### Provided material
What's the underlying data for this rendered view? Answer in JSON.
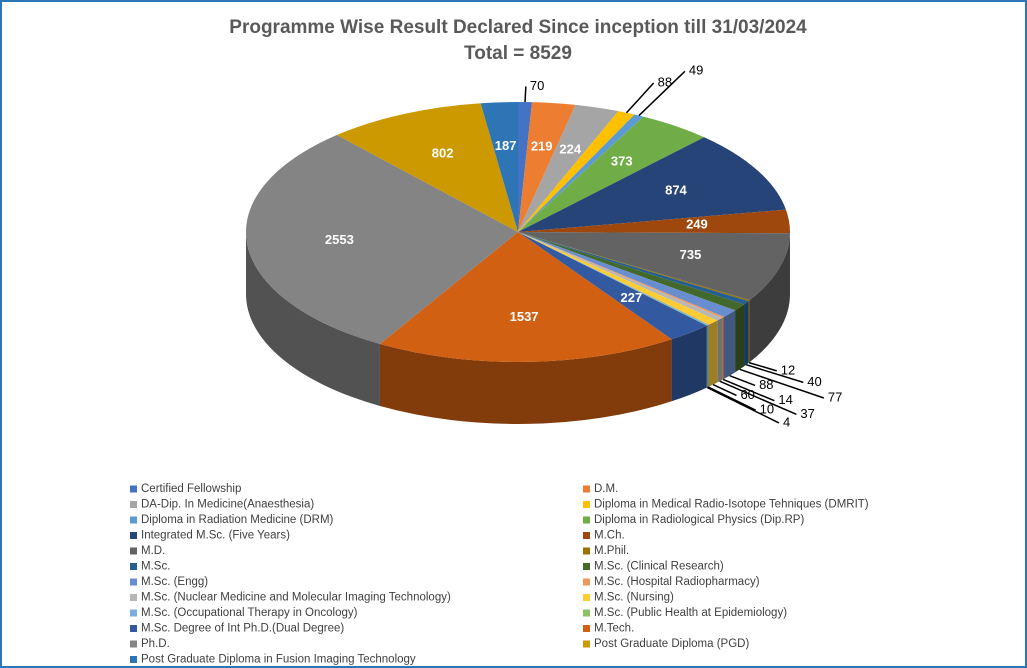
{
  "chart_data": {
    "type": "pie3d",
    "title": "Programme Wise Result Declared Since inception till 31/03/2024",
    "subtitle": "Total = 8529",
    "categories": [
      "Certified Fellowship",
      "D.M.",
      "DA-Dip. In Medicine(Anaesthesia)",
      "Diploma in Medical Radio-Isotope Tehniques (DMRIT)",
      "Diploma in Radiation Medicine (DRM)",
      "Diploma in Radiological Physics (Dip.RP)",
      "Integrated M.Sc. (Five Years)",
      "M.Ch.",
      "M.D.",
      "M.Phil.",
      "M.Sc.",
      "M.Sc. (Clinical Research)",
      "M.Sc. (Engg)",
      "M.Sc. (Hospital Radiopharmacy)",
      "M.Sc. (Nuclear Medicine and Molecular Imaging Technology)",
      "M.Sc. (Nursing)",
      "M.Sc. (Occupational Therapy in Oncology)",
      "M.Sc. (Public Health at Epidemiology)",
      "M.Sc. Degree of  Int Ph.D.(Dual Degree)",
      "M.Tech.",
      "Ph.D.",
      "Post Graduate Diploma (PGD)",
      "Post Graduate Diploma in Fusion Imaging Technology"
    ],
    "values": [
      70,
      219,
      224,
      88,
      49,
      373,
      874,
      249,
      735,
      12,
      40,
      77,
      88,
      14,
      37,
      60,
      10,
      4,
      227,
      1537,
      2553,
      802,
      187
    ],
    "colors": [
      "#4472c4",
      "#ed7d31",
      "#a5a5a5",
      "#ffc000",
      "#5b9bd5",
      "#70ad47",
      "#264478",
      "#9e480e",
      "#636363",
      "#997300",
      "#255e91",
      "#43682b",
      "#698ed0",
      "#f1975a",
      "#b7b7b7",
      "#ffcd33",
      "#7cafdd",
      "#8cc168",
      "#335aa1",
      "#d26012",
      "#848484",
      "#cc9a00",
      "#2e75b6"
    ],
    "legend": "bottom"
  }
}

### What is being asked
Copy out each line of the data containing the string "Technology".

### Finished task
      "M.Sc. (Nuclear Medicine and Molecular Imaging Technology)",
      "Post Graduate Diploma in Fusion Imaging Technology"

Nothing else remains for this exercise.